Instructions to follow. Give the data a second time, exactly and in full.
----------------
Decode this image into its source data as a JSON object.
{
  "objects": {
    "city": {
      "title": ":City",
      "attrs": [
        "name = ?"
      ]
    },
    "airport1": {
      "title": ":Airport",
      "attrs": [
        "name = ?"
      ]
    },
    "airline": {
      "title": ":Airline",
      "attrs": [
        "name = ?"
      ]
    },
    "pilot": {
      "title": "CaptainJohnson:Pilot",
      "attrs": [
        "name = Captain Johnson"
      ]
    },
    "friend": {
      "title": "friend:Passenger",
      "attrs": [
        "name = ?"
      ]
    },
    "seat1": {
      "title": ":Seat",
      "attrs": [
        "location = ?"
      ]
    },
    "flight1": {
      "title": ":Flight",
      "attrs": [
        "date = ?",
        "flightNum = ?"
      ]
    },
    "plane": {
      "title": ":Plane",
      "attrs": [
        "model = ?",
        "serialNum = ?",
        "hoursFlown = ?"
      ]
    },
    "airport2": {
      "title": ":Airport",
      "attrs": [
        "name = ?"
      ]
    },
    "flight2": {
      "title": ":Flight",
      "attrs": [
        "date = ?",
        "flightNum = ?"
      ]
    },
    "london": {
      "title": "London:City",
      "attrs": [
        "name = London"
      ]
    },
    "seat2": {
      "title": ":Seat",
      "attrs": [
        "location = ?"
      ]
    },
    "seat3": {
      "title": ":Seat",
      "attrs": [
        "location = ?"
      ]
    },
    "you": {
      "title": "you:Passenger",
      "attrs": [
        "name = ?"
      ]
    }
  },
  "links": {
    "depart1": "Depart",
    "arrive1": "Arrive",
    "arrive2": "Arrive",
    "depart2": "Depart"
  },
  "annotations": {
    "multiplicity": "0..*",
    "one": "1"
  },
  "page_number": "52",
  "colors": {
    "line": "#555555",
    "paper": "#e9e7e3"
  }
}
----------------
Output for this task.
Decode this image into its source data as a JSON object.
{
  "objects": {
    "city": {
      "title": ":City",
      "attrs": [
        "name = ?"
      ]
    },
    "airport1": {
      "title": ":Airport",
      "attrs": [
        "name = ?"
      ]
    },
    "airline": {
      "title": ":Airline",
      "attrs": [
        "name = ?"
      ]
    },
    "pilot": {
      "title": "CaptainJohnson:Pilot",
      "attrs": [
        "name = Captain Johnson"
      ]
    },
    "friend": {
      "title": "friend:Passenger",
      "attrs": [
        "name = ?"
      ]
    },
    "seat1": {
      "title": ":Seat",
      "attrs": [
        "location = ?"
      ]
    },
    "flight1": {
      "title": ":Flight",
      "attrs": [
        "date = ?",
        "flightNum = ?"
      ]
    },
    "plane": {
      "title": ":Plane",
      "attrs": [
        "model = ?",
        "serialNum = ?",
        "hoursFlown = ?"
      ]
    },
    "airport2": {
      "title": ":Airport",
      "attrs": [
        "name = ?"
      ]
    },
    "flight2": {
      "title": ":Flight",
      "attrs": [
        "date = ?",
        "flightNum = ?"
      ]
    },
    "london": {
      "title": "London:City",
      "attrs": [
        "name = London"
      ]
    },
    "seat2": {
      "title": ":Seat",
      "attrs": [
        "location = ?"
      ]
    },
    "seat3": {
      "title": ":Seat",
      "attrs": [
        "location = ?"
      ]
    },
    "you": {
      "title": "you:Passenger",
      "attrs": [
        "name = ?"
      ]
    }
  },
  "links": {
    "depart1": "Depart",
    "arrive1": "Arrive",
    "arrive2": "Arrive",
    "depart2": "Depart"
  },
  "annotations": {
    "multiplicity": "0..*",
    "one": "1"
  },
  "page_number": "52",
  "colors": {
    "line": "#555555",
    "paper": "#e9e7e3"
  }
}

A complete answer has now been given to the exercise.